• **Aim of the exercise**: From the entries below, copy out every line with "image" in it.

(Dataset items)
---------------

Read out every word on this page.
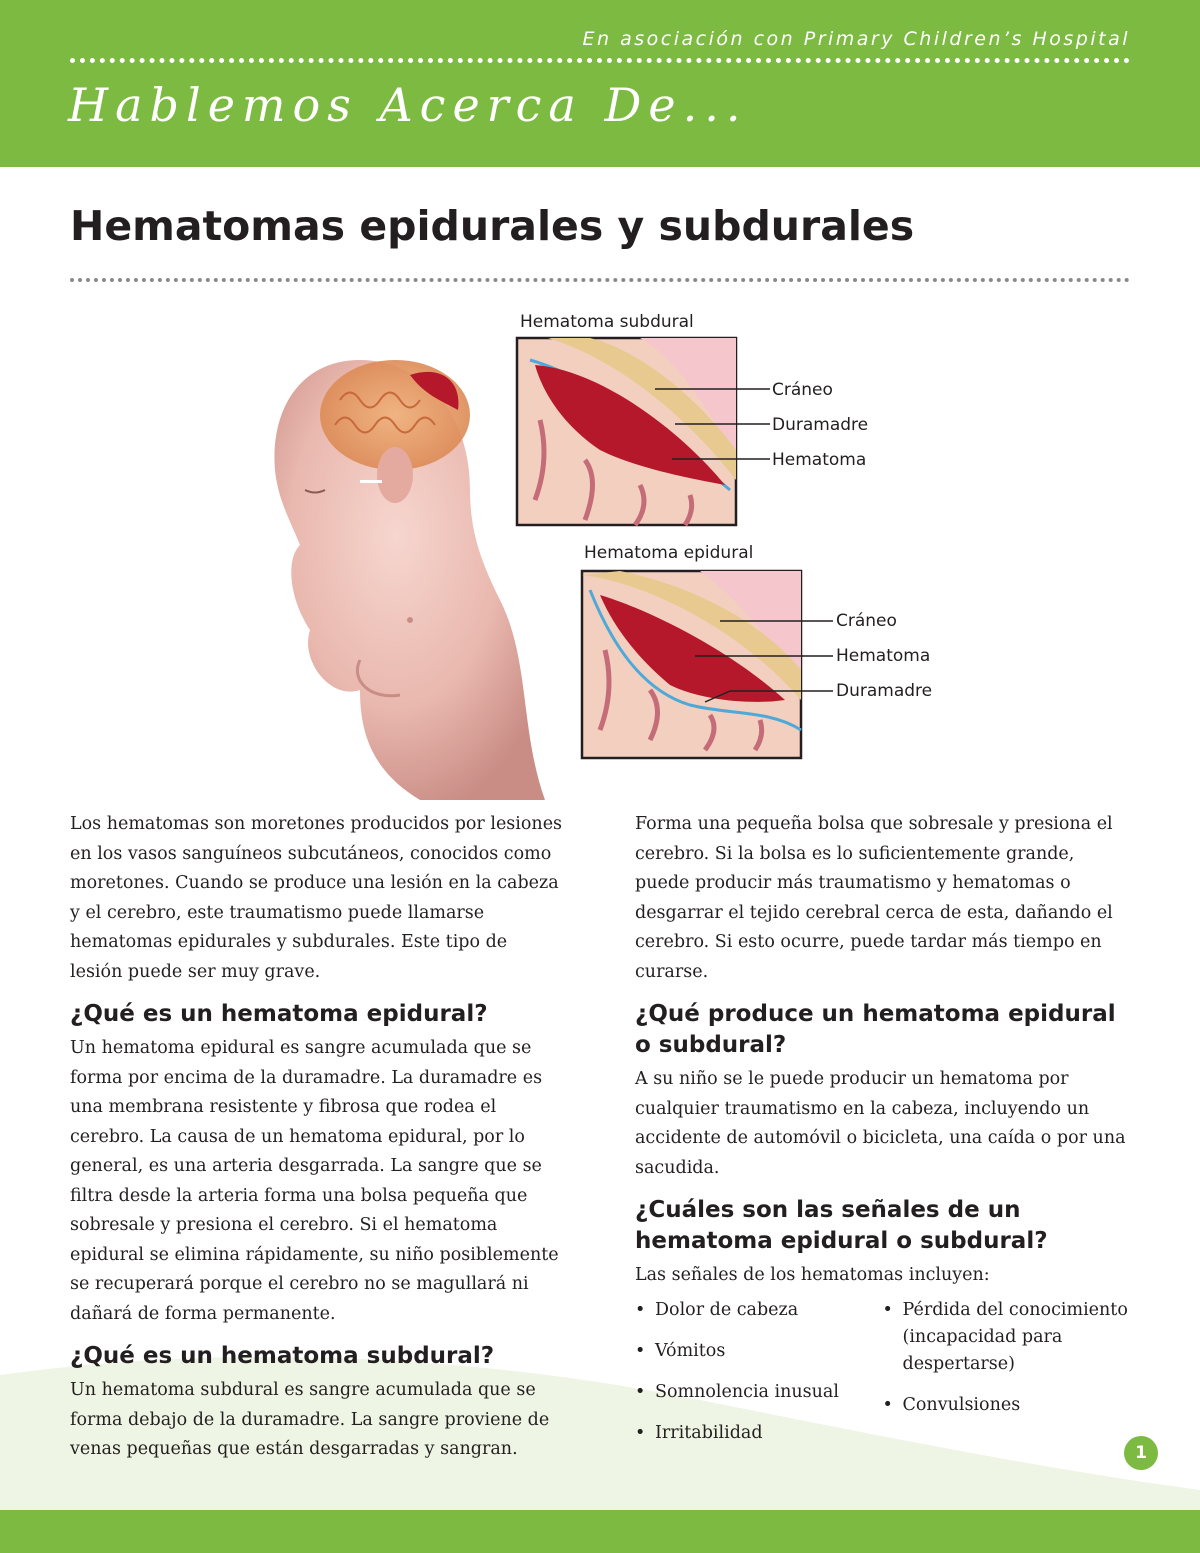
En asociación con Primary Children’s Hospital
Hablemos Acerca De...
Hematomas epidurales y subdurales
Hematoma subdural
Cráneo
Duramadre
Hematoma
Hematoma epidural
Cráneo
Hematoma
Duramadre

Los hematomas son moretones producidos por lesiones en los vasos sanguíneos subcutáneos, conocidos como moretones. Cuando se produce una lesión en la cabeza y el cerebro, este traumatismo puede llamarse hematomas epidurales y subdurales. Este tipo de lesión puede ser muy grave.

¿Qué es un hematoma epidural?

Un hematoma epidural es sangre acumulada que se forma por encima de la duramadre. La duramadre es una membrana resistente y fibrosa que rodea el cerebro. La causa de un hematoma epidural, por lo general, es una arteria desgarrada. La sangre que se filtra desde la arteria forma una bolsa pequeña que sobresale y presiona el cerebro. Si el hematoma epidural se elimina rápidamente, su niño posiblemente se recuperará porque el cerebro no se magullará ni dañará de forma permanente.

¿Qué es un hematoma subdural?

Un hematoma subdural es sangre acumulada que se forma debajo de la duramadre. La sangre proviene de venas pequeñas que están desgarradas y sangran.

Forma una pequeña bolsa que sobresale y presiona el cerebro. Si la bolsa es lo suficientemente grande, puede producir más traumatismo y hematomas o desgarrar el tejido cerebral cerca de esta, dañando el cerebro. Si esto ocurre, puede tardar más tiempo en curarse.

¿Qué produce un hematoma epidural o subdural?

A su niño se le puede producir un hematoma por cualquier traumatismo en la cabeza, incluyendo un accidente de automóvil o bicicleta, una caída o por una sacudida.

¿Cuáles son las señales de un hematoma epidural o subdural?

Las señales de los hematomas incluyen:

• Dolor de cabeza
• Vómitos
• Somnolencia inusual
• Irritabilidad
• Pérdida del conocimiento (incapacidad para despertarse)
• Convulsiones
1
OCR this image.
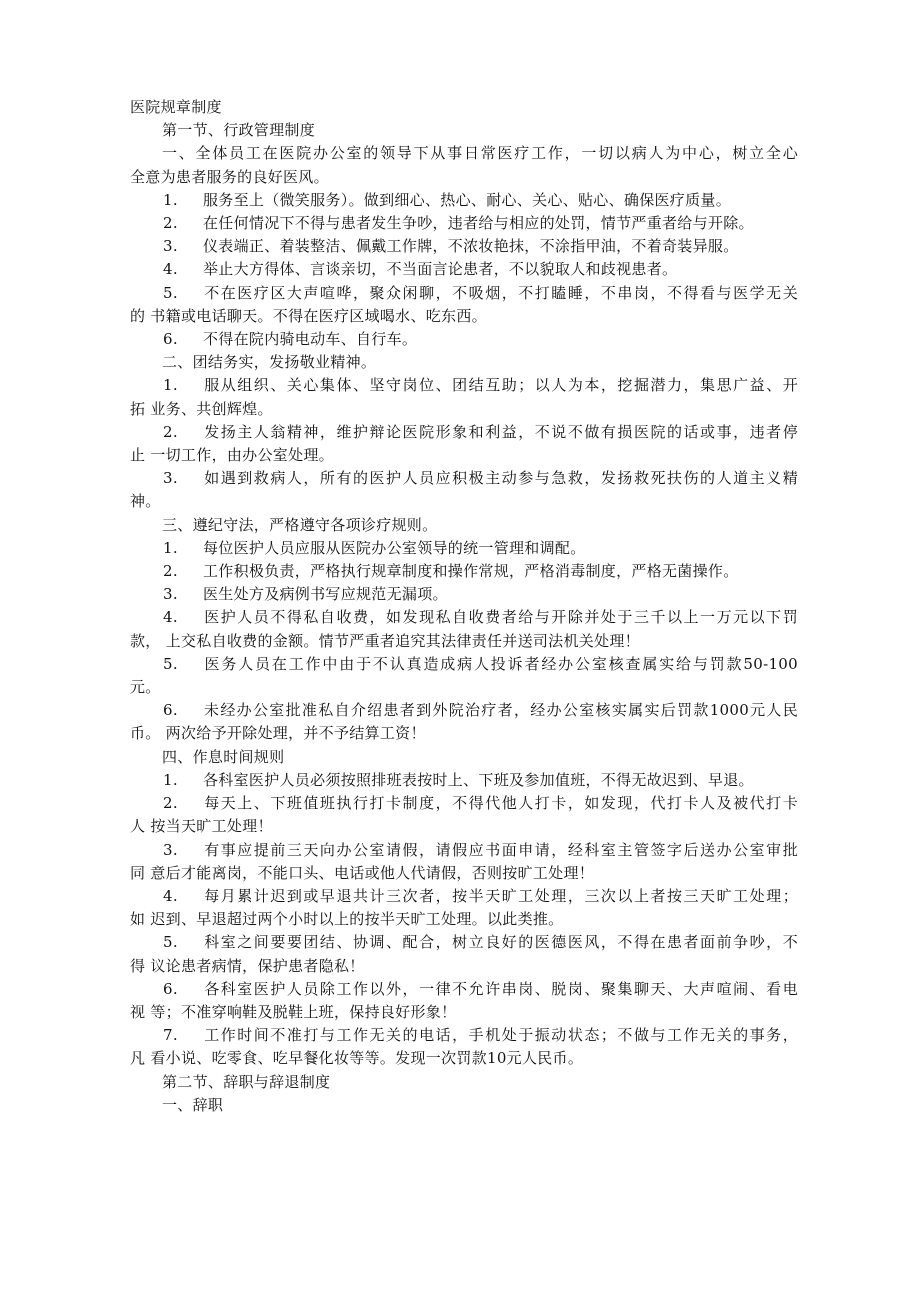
医院规章制度
第一节、行政管理制度
一、全体员工在医院办公室的领导下从事日常医疗工作，一切以病人为中心，树立全心
全意为患者服务的良好医风。
1. 服务至上（微笑服务）。做到细心、热心、耐心、关心、贴心、确保医疗质量。
2. 在任何情况下不得与患者发生争吵，违者给与相应的处罚，情节严重者给与开除。
3. 仪表端正、着装整洁、佩戴工作牌，不浓妆艳抹，不涂指甲油，不着奇装异服。
4. 举止大方得体、言谈亲切，不当面言论患者，不以貌取人和歧视患者。
5. 不在医疗区大声喧哗，聚众闲聊，不吸烟，不打瞌睡，不串岗，不得看与医学无关
的 书籍或电话聊天。不得在医疗区域喝水、吃东西。
6. 不得在院内骑电动车、自行车。
二、团结务实，发扬敬业精神。
1. 服从组织、关心集体、坚守岗位、团结互助；以人为本，挖掘潜力，集思广益、开
拓 业务、共创辉煌。
2. 发扬主人翁精神，维护辩论医院形象和利益，不说不做有损医院的话或事，违者停
止 一切工作，由办公室处理。
3. 如遇到救病人，所有的医护人员应积极主动参与急救，发扬救死扶伤的人道主义精
神。
三、遵纪守法，严格遵守各项诊疗规则。
1. 每位医护人员应服从医院办公室领导的统一管理和调配。
2. 工作积极负责，严格执行规章制度和操作常规，严格消毒制度，严格无菌操作。
3. 医生处方及病例书写应规范无漏项。
4. 医护人员不得私自收费，如发现私自收费者给与开除并处于三千以上一万元以下罚
款， 上交私自收费的金额。情节严重者追究其法律责任并送司法机关处理！
5. 医务人员在工作中由于不认真造成病人投诉者经办公室核查属实给与罚款50-100
元。
6. 未经办公室批准私自介绍患者到外院治疗者，经办公室核实属实后罚款1000元人民
币。 两次给予开除处理，并不予结算工资！
四、作息时间规则
1. 各科室医护人员必须按照排班表按时上、下班及参加值班，不得无故迟到、早退。
2. 每天上、下班值班执行打卡制度，不得代他人打卡，如发现，代打卡人及被代打卡
人 按当天旷工处理！
3. 有事应提前三天向办公室请假，请假应书面申请，经科室主管签字后送办公室审批
同 意后才能离岗，不能口头、电话或他人代请假，否则按旷工处理！
4. 每月累计迟到或早退共计三次者，按半天旷工处理，三次以上者按三天旷工处理；
如 迟到、早退超过两个小时以上的按半天旷工处理。以此类推。
5. 科室之间要要团结、协调、配合，树立良好的医德医风，不得在患者面前争吵，不
得 议论患者病情，保护患者隐私！
6. 各科室医护人员除工作以外，一律不允许串岗、脱岗、聚集聊天、大声喧闹、看电
视 等；不准穿响鞋及脱鞋上班，保持良好形象！
7. 工作时间不准打与工作无关的电话，手机处于振动状态；不做与工作无关的事务，
凡 看小说、吃零食、吃早餐化妆等等。发现一次罚款10元人民币。
第二节、辞职与辞退制度
一、辞职
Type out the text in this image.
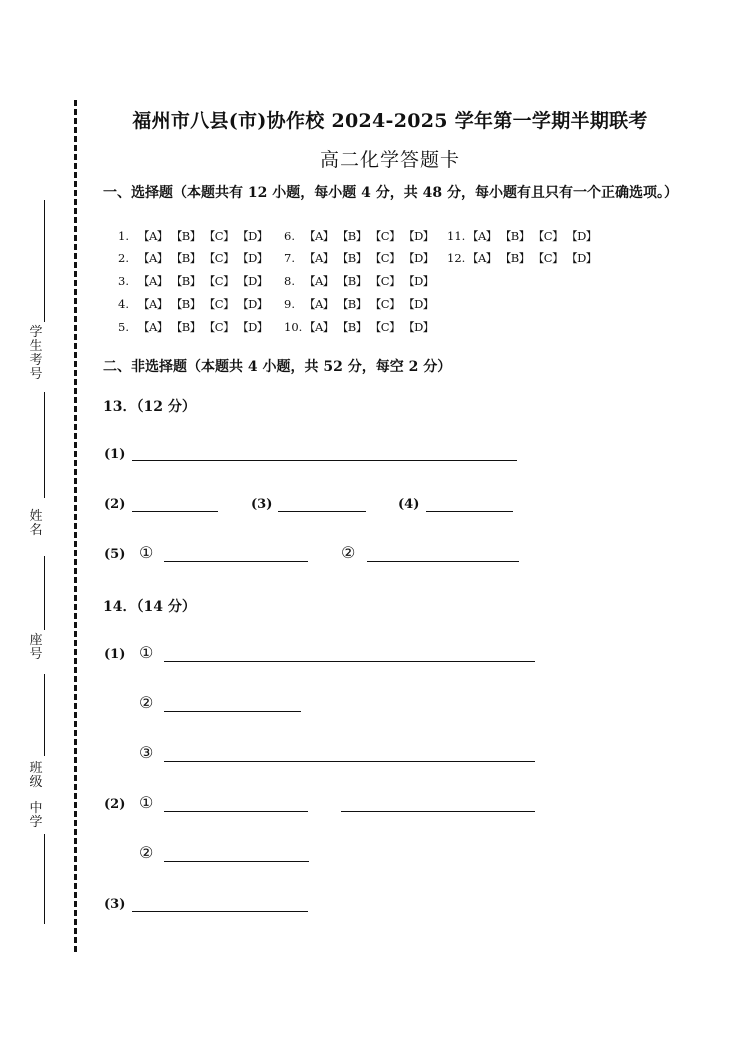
学生考号
姓名
座号
班级
中学
福州市八县(市)协作校 2024-2025 学年第一学期半期联考
高二化学答题卡
一、选择题（本题共有 12 小题，每小题 4 分，共 48 分，每小题有且只有一个正确选项。）
1. 【A】 【B】 【C】 【D】
2. 【A】 【B】 【C】 【D】
3. 【A】 【B】 【C】 【D】
4. 【A】 【B】 【C】 【D】
5. 【A】 【B】 【C】 【D】
6. 【A】 【B】 【C】 【D】
7. 【A】 【B】 【C】 【D】
8. 【A】 【B】 【C】 【D】
9. 【A】 【B】 【C】 【D】
10. 【A】 【B】 【C】 【D】
11. 【A】 【B】 【C】 【D】
12. 【A】 【B】 【C】 【D】
二、非选择题（本题共 4 小题，共 52 分，每空 2 分）
13．（12 分）
(1)
(2)	(3)	(4)
(5) ①	②
14．（14 分）
(1) ①
②
③
(2) ①
②
(3)
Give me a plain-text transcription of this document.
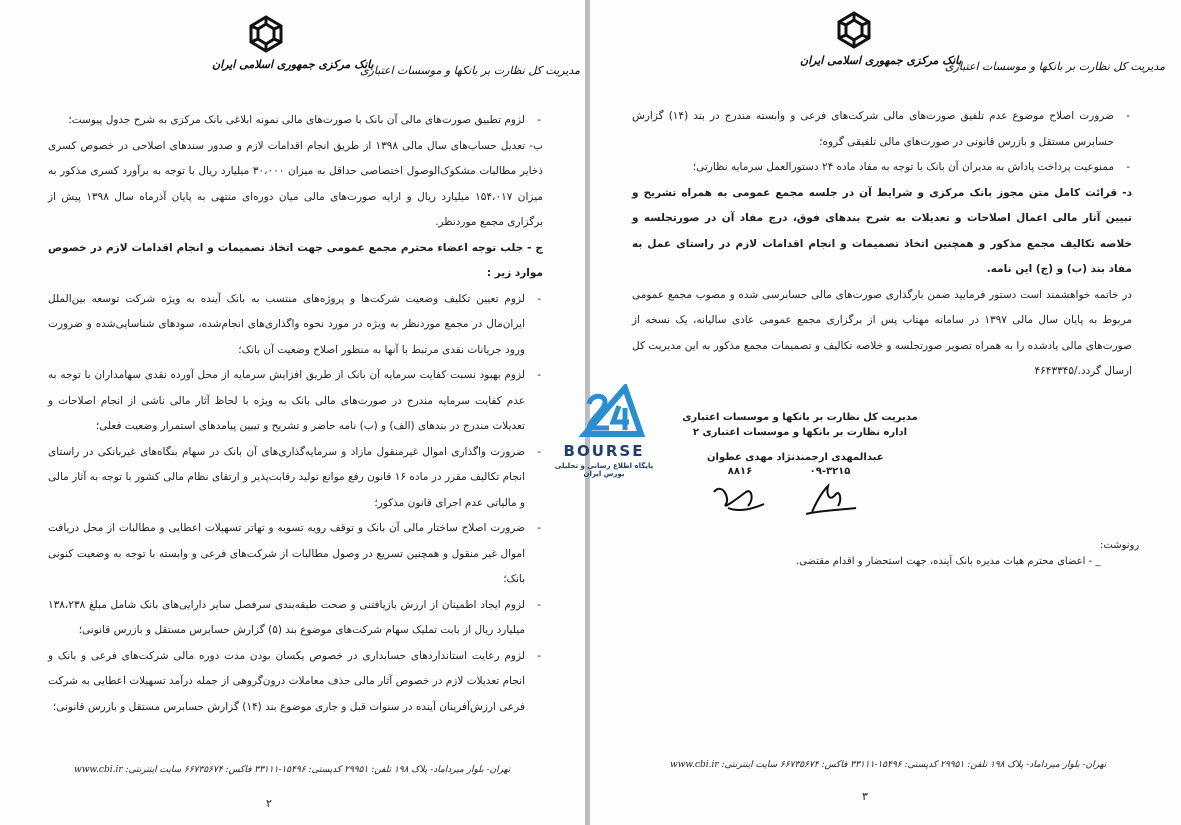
بانک مرکزی جمهوری اسلامی ایران
مدیریت کل نظارت بر بانکها و موسسات اعتباری

- لزوم تطبیق صورت‌های مالی آن بانک با صورت‌های مالی نمونه ابلاغی بانک مرکزی به شرح جدول پیوست؛

ب- تعدیل حساب‌های سال مالی ۱۳۹۸ از طریق انجام اقدامات لازم و صدور سندهای اصلاحی در خصوص کسری ذخایر مطالبات مشکوک‌الوصول اختصاصی حداقل به میزان ۳۰،۰۰۰ میلیارد ریال با توجه به برآورد کسری مذکور به میزان ۱۵۴،۰۱۷ میلیارد ریال و ارایه صورت‌های مالی میان دوره‌ای منتهی به پایان آذرماه سال ۱۳۹۸ پیش از برگزاری مجمع موردنظر.

ج - جلب توجه اعضاء محترم مجمع عمومی جهت اتخاذ تصمیمات و انجام اقدامات لازم در خصوص موارد زیر :

- لزوم تعیین تکلیف وضعیت شرکت‌ها و پروژه‌های منتسب به بانک آینده به ویژه شرکت توسعه بین‌الملل ایران‌مال در مجمع موردنظر به ویژه در مورد نحوه واگذاری‌های انجام‌شده، سودهای شناسایی‌شده و ضرورت ورود جریانات نقدی مرتبط با آنها به منظور اصلاح وضعیت آن بانک؛

- لزوم بهبود نسبت کفایت سرمایه آن بانک از طریق افزایش سرمایه از محل آورده نقدی سهامداران با توجه به عدم کفایت سرمایه مندرج در صورت‌های مالی بانک به ویژه با لحاظ آثار مالی ناشی از انجام اصلاحات و تعدیلات مندرج در بندهای (الف) و (ب) نامه حاضر و تشریح و تبیین پیامدهای استمرار وضعیت فعلی؛

- ضرورت واگذاری اموال غیرمنقول مازاد و سرمایه‌گذاری‌های آن بانک در سهام بنگاه‌های غیربانکی در راستای انجام تکالیف مقرر در ماده ۱۶ قانون رفع موانع تولید رقابت‌پذیر و ارتقای نظام مالی کشور با توجه به آثار مالی و مالیاتی عدم اجرای قانون مذکور؛

- ضرورت اصلاح ساختار مالی آن بانک و توقف رویه تسویه و تهاتر تسهیلات اعطایی و مطالبات از محل دریافت اموال غیر منقول و همچنین تسریع در وصول مطالبات از شرکت‌های فرعی و وابسته با توجه به وضعیت کنونی بانک؛

- لزوم ایجاد اطمینان از ارزش بازیافتنی و صحت طبقه‌بندی سرفصل سایر دارایی‌های بانک شامل مبلغ ۱۳۸،۲۳۸ میلیارد ریال از بابت تملیک سهام شرکت‌های موضوع بند (۵) گزارش حسابرس مستقل و بازرس قانونی؛

- لزوم رعایت استانداردهای حسابداری در خصوص یکسان بودن مدت دوره مالی شرکت‌های فرعی و بانک و انجام تعدیلات لازم در خصوص آثار مالی حذف معاملات درون‌گروهی از جمله درآمد تسهیلات اعطایی به شرکت فرعی ارزش‌آفرینان آینده در سنوات قبل و جاری موضوع بند (۱۴) گزارش حسابرس مستقل و بازرس قانونی؛

تهران- بلوار میرداماد- پلاک ۱۹۸ تلفن: ۲۹۹۵۱ کدپستی: ۱۵۴۹۶-۳۳۱۱۱ فاکس: ۶۶۷۳۵۶۷۴ سایت اینترنتی: www.cbi.ir
۲
بانک مرکزی جمهوری اسلامی ایران
مدیریت کل نظارت بر بانکها و موسسات اعتباری

- ضرورت اصلاح موضوع عدم تلفیق صورت‌های مالی شرکت‌های فرعی و وابسته مندرج در بند (۱۴) گزارش حسابرس مستقل و بازرس قانونی در صورت‌های مالی تلفیقی گروه؛

- ممنوعیت پرداخت پاداش به مدیران آن بانک با توجه به مفاد ماده ۲۴ دستورالعمل سرمایه نظارتی؛

د- قرائت کامل متن مجوز بانک مرکزی و شرایط آن در جلسه مجمع عمومی به همراه تشریح و تبیین آثار مالی اعمال اصلاحات و تعدیلات به شرح بندهای فوق، درج مفاد آن در صورتجلسه و خلاصه تکالیف مجمع مذکور و همچنین اتخاذ تصمیمات و انجام اقدامات لازم در راستای عمل به مفاد بند (ب) و (ج) این نامه.

در خاتمه خواهشمند است دستور فرمایید ضمن بارگذاری صورت‌های مالی حسابرسی شده و مصوب مجمع عمومی مربوط به پایان سال مالی ۱۳۹۷ در سامانه مهتاب پس از برگزاری مجمع عمومی عادی سالیانه، یک نسخه از صورت‌های مالی یادشده را به همراه تصویر صورتجلسه و خلاصه تکالیف و تصمیمات مجمع مذکور به این مدیریت کل ارسال گردد./۴۶۴۳۳۴۵

مدیریت کل نظارت بر بانکها و موسسات اعتباری
اداره نظارت بر بانکها و موسسات اعتباری ۲
عبدالمهدی ارجمندنژاد
۰۹-۳۲۱۵
مهدی عطوان
۸۸۱۶
رونوشت:
_ - اعضای محترم هیات مدیره بانک آینده، جهت استحضار و اقدام مقتضی.
تهران- بلوار میرداماد- پلاک ۱۹۸ تلفن: ۲۹۹۵۱ کدپستی: ۱۵۴۹۶-۳۳۱۱۱ فاکس: ۶۶۷۳۵۶۷۴ سایت اینترنتی: www.cbi.ir
۳
BOURSE
پایگاه اطلاع رسانی و تحلیلی بورس ایران
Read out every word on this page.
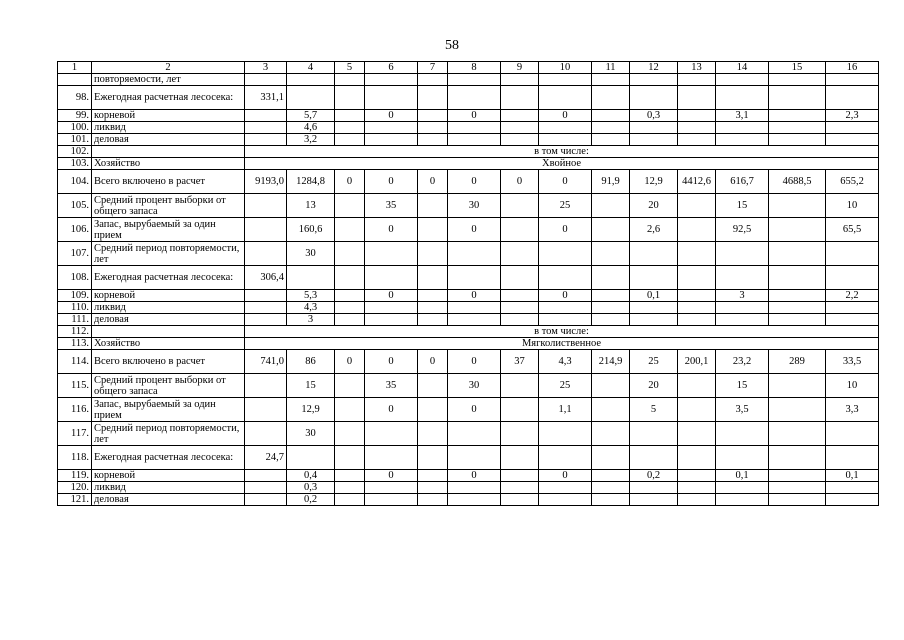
58
1	2	3	4	5	6	7	8	9	10	11	12	13	14	15	16
	повторяемости, лет														
98.	Ежегодная расчетная лесосека:	331,1													
99.	корневой		5,7		0		0		0		0,3		3,1		2,3
100.	ликвид		4,6												
101.	деловая		3,2												
102.		в том числе:													
103.	Хозяйство	Хвойное													
104.	Всего включено в расчет	9193,0	1284,8	0	0	0	0	0	0	91,9	12,9	4412,6	616,7	4688,5	655,2
105.	Средний процент выборки от общего запаса		13		35		30		25		20		15		10
106.	Запас, вырубаемый за один прием		160,6		0		0		0		2,6		92,5		65,5
107.	Средний период повторяемости, лет		30												
108.	Ежегодная расчетная лесосека:	306,4													
109.	корневой		5,3		0		0		0		0,1		3		2,2
110.	ликвид		4,3												
111.	деловая		3												
112.		в том числе:													
113.	Хозяйство	Мягколиственное													
114.	Всего включено в расчет	741,0	86	0	0	0	0	37	4,3	214,9	25	200,1	23,2	289	33,5
115.	Средний процент выборки от общего запаса		15		35		30		25		20		15		10
116.	Запас, вырубаемый за один прием		12,9		0		0		1,1		5		3,5		3,3
117.	Средний период повторяемости, лет		30												
118.	Ежегодная расчетная лесосека:	24,7													
119.	корневой		0,4		0		0		0		0,2		0,1		0,1
120.	ликвид		0,3												
121.	деловая		0,2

---------------

• **Correct response**:
OCR this image.
Type out the text in this image.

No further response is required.